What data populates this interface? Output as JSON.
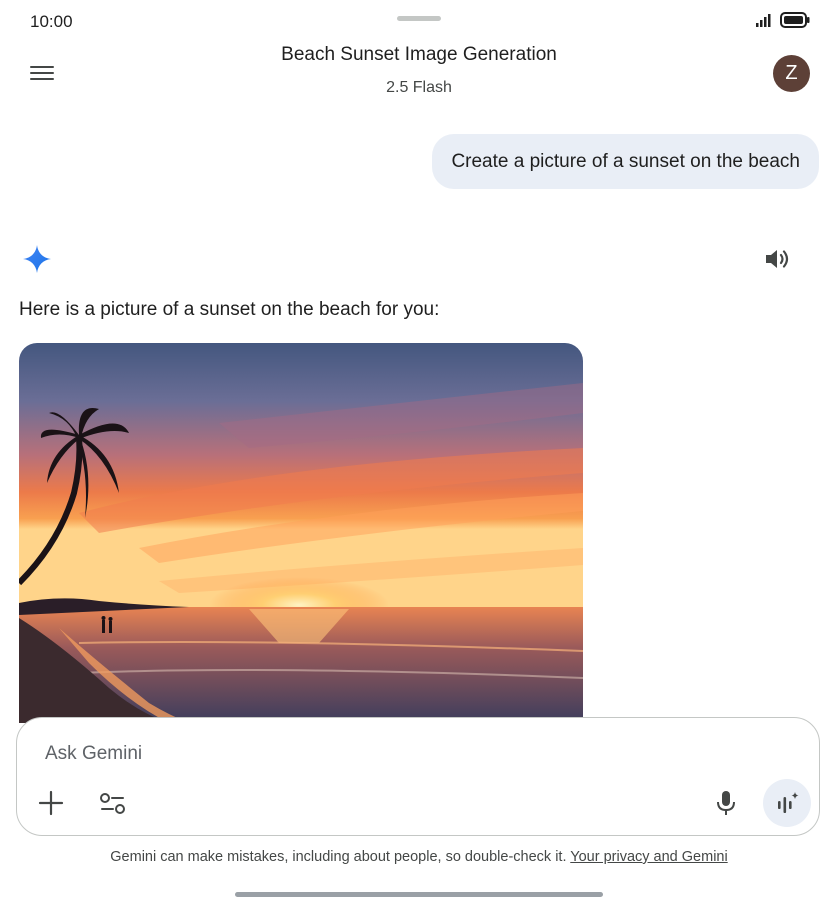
{
  "status_bar": {
    "time": "10:00",
    "battery_icon": "battery-full-icon",
    "signal_icon": "signal-icon"
  },
  "header": {
    "title": "Beach Sunset Image Generation",
    "model": "2.5 Flash",
    "avatar_letter": "Z",
    "avatar_color": "#5d4037",
    "menu_icon": "menu-icon"
  },
  "chat": {
    "user_message": "Create a picture of a sunset on the beach",
    "response_text": "Here is a picture of a sunset on the beach for you:",
    "gemini_icon": "gemini-sparkle-icon",
    "speaker_icon": "speaker-icon",
    "generated_image": "beach sunset with palm tree"
  },
  "composer": {
    "placeholder": "Ask Gemini",
    "plus_icon": "plus-icon",
    "tools_icon": "tools-icon",
    "mic_icon": "mic-icon",
    "live_icon": "live-icon"
  },
  "footer": {
    "disclaimer": "Gemini can make mistakes, including about people, so double-check it.",
    "privacy_link": "Your privacy and Gemini"
  },
  "colors": {
    "accent_blue": "#4285f4",
    "bubble_bg": "#e9eef6",
    "text": "#1f1f1f"
  }
}
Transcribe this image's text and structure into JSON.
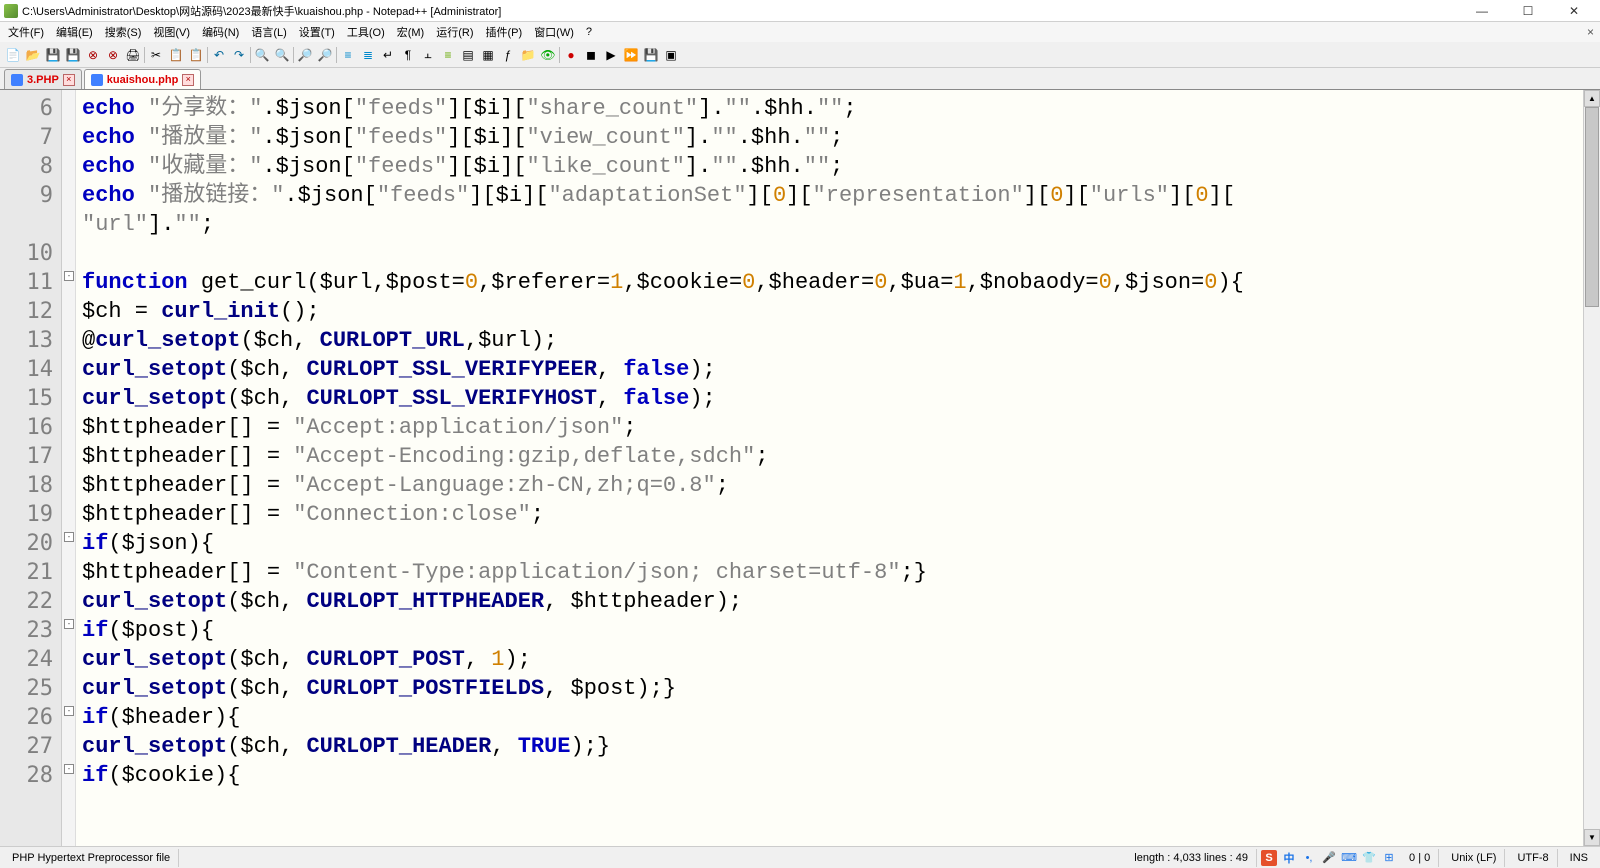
{
  "window": {
    "title": "C:\\Users\\Administrator\\Desktop\\网站源码\\2023最新快手\\kuaishou.php - Notepad++ [Administrator]"
  },
  "menu": {
    "file": "文件(F)",
    "edit": "编辑(E)",
    "search": "搜索(S)",
    "view": "视图(V)",
    "encoding": "编码(N)",
    "language": "语言(L)",
    "settings": "设置(T)",
    "tools": "工具(O)",
    "macro": "宏(M)",
    "run": "运行(R)",
    "plugins": "插件(P)",
    "window": "窗口(W)",
    "help": "?"
  },
  "tabs": {
    "tab1": "3.PHP",
    "tab2": "kuaishou.php"
  },
  "code": {
    "line6": {
      "num": "6",
      "p1": "echo",
      "p2": "\"分享数：\"",
      "p3": ".$json[",
      "p4": "\"feeds\"",
      "p5": "][$i][",
      "p6": "\"share_count\"",
      "p7": "].",
      "p8": "\"\"",
      "p9": ".$hh.",
      "p10": "\"\"",
      "p11": ";"
    },
    "line7": {
      "num": "7",
      "p1": "echo",
      "p2": "\"播放量：\"",
      "p3": ".$json[",
      "p4": "\"feeds\"",
      "p5": "][$i][",
      "p6": "\"view_count\"",
      "p7": "].",
      "p8": "\"\"",
      "p9": ".$hh.",
      "p10": "\"\"",
      "p11": ";"
    },
    "line8": {
      "num": "8",
      "p1": "echo",
      "p2": "\"收藏量：\"",
      "p3": ".$json[",
      "p4": "\"feeds\"",
      "p5": "][$i][",
      "p6": "\"like_count\"",
      "p7": "].",
      "p8": "\"\"",
      "p9": ".$hh.",
      "p10": "\"\"",
      "p11": ";"
    },
    "line9": {
      "num": "9",
      "p1": "echo",
      "p2": "\"播放链接：\"",
      "p3": ".$json[",
      "p4": "\"feeds\"",
      "p5": "][$i][",
      "p6": "\"adaptationSet\"",
      "p7": "][",
      "p8": "0",
      "p9": "][",
      "p10": "\"representation\"",
      "p11": "][",
      "p12": "0",
      "p13": "][",
      "p14": "\"urls\"",
      "p15": "][",
      "p16": "0",
      "p17": "]["
    },
    "line9b": {
      "p1": "\"url\"",
      "p2": "].",
      "p3": "\"\"",
      "p4": ";"
    },
    "line10": {
      "num": "10"
    },
    "line11": {
      "num": "11",
      "p1": "function",
      "p2": " get_curl",
      "p3": "($url,$post=",
      "p4": "0",
      "p5": ",$referer=",
      "p6": "1",
      "p7": ",$cookie=",
      "p8": "0",
      "p9": ",$header=",
      "p10": "0",
      "p11": ",$ua=",
      "p12": "1",
      "p13": ",$nobaody=",
      "p14": "0",
      "p15": ",$json=",
      "p16": "0",
      "p17": "){"
    },
    "line12": {
      "num": "12",
      "p1": "$ch = ",
      "p2": "curl_init",
      "p3": "();"
    },
    "line13": {
      "num": "13",
      "p1": "@",
      "p2": "curl_setopt",
      "p3": "($ch, ",
      "p4": "CURLOPT_URL",
      "p5": ",$url);"
    },
    "line14": {
      "num": "14",
      "p1": "curl_setopt",
      "p2": "($ch, ",
      "p3": "CURLOPT_SSL_VERIFYPEER",
      "p4": ", ",
      "p5": "false",
      "p6": ");"
    },
    "line15": {
      "num": "15",
      "p1": "curl_setopt",
      "p2": "($ch, ",
      "p3": "CURLOPT_SSL_VERIFYHOST",
      "p4": ", ",
      "p5": "false",
      "p6": ");"
    },
    "line16": {
      "num": "16",
      "p1": "$httpheader[] = ",
      "p2": "\"Accept:application/json\"",
      "p3": ";"
    },
    "line17": {
      "num": "17",
      "p1": "$httpheader[] = ",
      "p2": "\"Accept-Encoding:gzip,deflate,sdch\"",
      "p3": ";"
    },
    "line18": {
      "num": "18",
      "p1": "$httpheader[] = ",
      "p2": "\"Accept-Language:zh-CN,zh;q=0.8\"",
      "p3": ";"
    },
    "line19": {
      "num": "19",
      "p1": "$httpheader[] = ",
      "p2": "\"Connection:close\"",
      "p3": ";"
    },
    "line20": {
      "num": "20",
      "p1": "if",
      "p2": "($json){"
    },
    "line21": {
      "num": "21",
      "p1": "$httpheader[] = ",
      "p2": "\"Content-Type:application/json; charset=utf-8\"",
      "p3": ";}"
    },
    "line22": {
      "num": "22",
      "p1": "curl_setopt",
      "p2": "($ch, ",
      "p3": "CURLOPT_HTTPHEADER",
      "p4": ", $httpheader);"
    },
    "line23": {
      "num": "23",
      "p1": "if",
      "p2": "($post){"
    },
    "line24": {
      "num": "24",
      "p1": "curl_setopt",
      "p2": "($ch, ",
      "p3": "CURLOPT_POST",
      "p4": ", ",
      "p5": "1",
      "p6": ");"
    },
    "line25": {
      "num": "25",
      "p1": "curl_setopt",
      "p2": "($ch, ",
      "p3": "CURLOPT_POSTFIELDS",
      "p4": ", $post);}"
    },
    "line26": {
      "num": "26",
      "p1": "if",
      "p2": "($header){"
    },
    "line27": {
      "num": "27",
      "p1": "curl_setopt",
      "p2": "($ch, ",
      "p3": "CURLOPT_HEADER",
      "p4": ", ",
      "p5": "TRUE",
      "p6": ");}"
    },
    "line28": {
      "num": "28",
      "p1": "if",
      "p2": "($cookie){"
    }
  },
  "status": {
    "filetype": "PHP Hypertext Preprocessor file",
    "length": "length : 4,033    lines : 49",
    "pos": "0 | 0",
    "eol": "Unix (LF)",
    "enc": "UTF-8",
    "ins": "INS"
  },
  "ime": {
    "cn": "中"
  }
}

WRITTEN EXERCISE: Retype the whole listing, keeping every line identical and omitting all pictures.

SOLUTION TO THIS PROBLEM:
What data populates this interface? Output as JSON.
{
  "status_bar": {
    "time": "10:00",
    "battery_icon": "battery-full-icon",
    "signal_icon": "signal-icon"
  },
  "header": {
    "title": "Beach Sunset Image Generation",
    "model": "2.5 Flash",
    "avatar_letter": "Z",
    "avatar_color": "#5d4037",
    "menu_icon": "menu-icon"
  },
  "chat": {
    "user_message": "Create a picture of a sunset on the beach",
    "response_text": "Here is a picture of a sunset on the beach for you:",
    "gemini_icon": "gemini-sparkle-icon",
    "speaker_icon": "speaker-icon",
    "generated_image": "beach sunset with palm tree"
  },
  "composer": {
    "placeholder": "Ask Gemini",
    "plus_icon": "plus-icon",
    "tools_icon": "tools-icon",
    "mic_icon": "mic-icon",
    "live_icon": "live-icon"
  },
  "footer": {
    "disclaimer": "Gemini can make mistakes, including about people, so double-check it.",
    "privacy_link": "Your privacy and Gemini"
  },
  "colors": {
    "accent_blue": "#4285f4",
    "bubble_bg": "#e9eef6",
    "text": "#1f1f1f"
  }
}
Transcribe this image's text and structure into JSON.
{
  "window": {
    "title": "C:\\Users\\Administrator\\Desktop\\网站源码\\2023最新快手\\kuaishou.php - Notepad++ [Administrator]"
  },
  "menu": {
    "file": "文件(F)",
    "edit": "编辑(E)",
    "search": "搜索(S)",
    "view": "视图(V)",
    "encoding": "编码(N)",
    "language": "语言(L)",
    "settings": "设置(T)",
    "tools": "工具(O)",
    "macro": "宏(M)",
    "run": "运行(R)",
    "plugins": "插件(P)",
    "window": "窗口(W)",
    "help": "?"
  },
  "tabs": {
    "tab1": "3.PHP",
    "tab2": "kuaishou.php"
  },
  "code": {
    "line6": {
      "num": "6",
      "p1": "echo",
      "p2": "\"分享数：\"",
      "p3": ".$json[",
      "p4": "\"feeds\"",
      "p5": "][$i][",
      "p6": "\"share_count\"",
      "p7": "].",
      "p8": "\"\"",
      "p9": ".$hh.",
      "p10": "\"\"",
      "p11": ";"
    },
    "line7": {
      "num": "7",
      "p1": "echo",
      "p2": "\"播放量：\"",
      "p3": ".$json[",
      "p4": "\"feeds\"",
      "p5": "][$i][",
      "p6": "\"view_count\"",
      "p7": "].",
      "p8": "\"\"",
      "p9": ".$hh.",
      "p10": "\"\"",
      "p11": ";"
    },
    "line8": {
      "num": "8",
      "p1": "echo",
      "p2": "\"收藏量：\"",
      "p3": ".$json[",
      "p4": "\"feeds\"",
      "p5": "][$i][",
      "p6": "\"like_count\"",
      "p7": "].",
      "p8": "\"\"",
      "p9": ".$hh.",
      "p10": "\"\"",
      "p11": ";"
    },
    "line9": {
      "num": "9",
      "p1": "echo",
      "p2": "\"播放链接：\"",
      "p3": ".$json[",
      "p4": "\"feeds\"",
      "p5": "][$i][",
      "p6": "\"adaptationSet\"",
      "p7": "][",
      "p8": "0",
      "p9": "][",
      "p10": "\"representation\"",
      "p11": "][",
      "p12": "0",
      "p13": "][",
      "p14": "\"urls\"",
      "p15": "][",
      "p16": "0",
      "p17": "]["
    },
    "line9b": {
      "p1": "\"url\"",
      "p2": "].",
      "p3": "\"\"",
      "p4": ";"
    },
    "line10": {
      "num": "10"
    },
    "line11": {
      "num": "11",
      "p1": "function",
      "p2": " get_curl",
      "p3": "($url,$post=",
      "p4": "0",
      "p5": ",$referer=",
      "p6": "1",
      "p7": ",$cookie=",
      "p8": "0",
      "p9": ",$header=",
      "p10": "0",
      "p11": ",$ua=",
      "p12": "1",
      "p13": ",$nobaody=",
      "p14": "0",
      "p15": ",$json=",
      "p16": "0",
      "p17": "){"
    },
    "line12": {
      "num": "12",
      "p1": "$ch = ",
      "p2": "curl_init",
      "p3": "();"
    },
    "line13": {
      "num": "13",
      "p1": "@",
      "p2": "curl_setopt",
      "p3": "($ch, ",
      "p4": "CURLOPT_URL",
      "p5": ",$url);"
    },
    "line14": {
      "num": "14",
      "p1": "curl_setopt",
      "p2": "($ch, ",
      "p3": "CURLOPT_SSL_VERIFYPEER",
      "p4": ", ",
      "p5": "false",
      "p6": ");"
    },
    "line15": {
      "num": "15",
      "p1": "curl_setopt",
      "p2": "($ch, ",
      "p3": "CURLOPT_SSL_VERIFYHOST",
      "p4": ", ",
      "p5": "false",
      "p6": ");"
    },
    "line16": {
      "num": "16",
      "p1": "$httpheader[] = ",
      "p2": "\"Accept:application/json\"",
      "p3": ";"
    },
    "line17": {
      "num": "17",
      "p1": "$httpheader[] = ",
      "p2": "\"Accept-Encoding:gzip,deflate,sdch\"",
      "p3": ";"
    },
    "line18": {
      "num": "18",
      "p1": "$httpheader[] = ",
      "p2": "\"Accept-Language:zh-CN,zh;q=0.8\"",
      "p3": ";"
    },
    "line19": {
      "num": "19",
      "p1": "$httpheader[] = ",
      "p2": "\"Connection:close\"",
      "p3": ";"
    },
    "line20": {
      "num": "20",
      "p1": "if",
      "p2": "($json){"
    },
    "line21": {
      "num": "21",
      "p1": "$httpheader[] = ",
      "p2": "\"Content-Type:application/json; charset=utf-8\"",
      "p3": ";}"
    },
    "line22": {
      "num": "22",
      "p1": "curl_setopt",
      "p2": "($ch, ",
      "p3": "CURLOPT_HTTPHEADER",
      "p4": ", $httpheader);"
    },
    "line23": {
      "num": "23",
      "p1": "if",
      "p2": "($post){"
    },
    "line24": {
      "num": "24",
      "p1": "curl_setopt",
      "p2": "($ch, ",
      "p3": "CURLOPT_POST",
      "p4": ", ",
      "p5": "1",
      "p6": ");"
    },
    "line25": {
      "num": "25",
      "p1": "curl_setopt",
      "p2": "($ch, ",
      "p3": "CURLOPT_POSTFIELDS",
      "p4": ", $post);}"
    },
    "line26": {
      "num": "26",
      "p1": "if",
      "p2": "($header){"
    },
    "line27": {
      "num": "27",
      "p1": "curl_setopt",
      "p2": "($ch, ",
      "p3": "CURLOPT_HEADER",
      "p4": ", ",
      "p5": "TRUE",
      "p6": ");}"
    },
    "line28": {
      "num": "28",
      "p1": "if",
      "p2": "($cookie){"
    }
  },
  "status": {
    "filetype": "PHP Hypertext Preprocessor file",
    "length": "length : 4,033    lines : 49",
    "pos": "0 | 0",
    "eol": "Unix (LF)",
    "enc": "UTF-8",
    "ins": "INS"
  },
  "ime": {
    "cn": "中"
  }
}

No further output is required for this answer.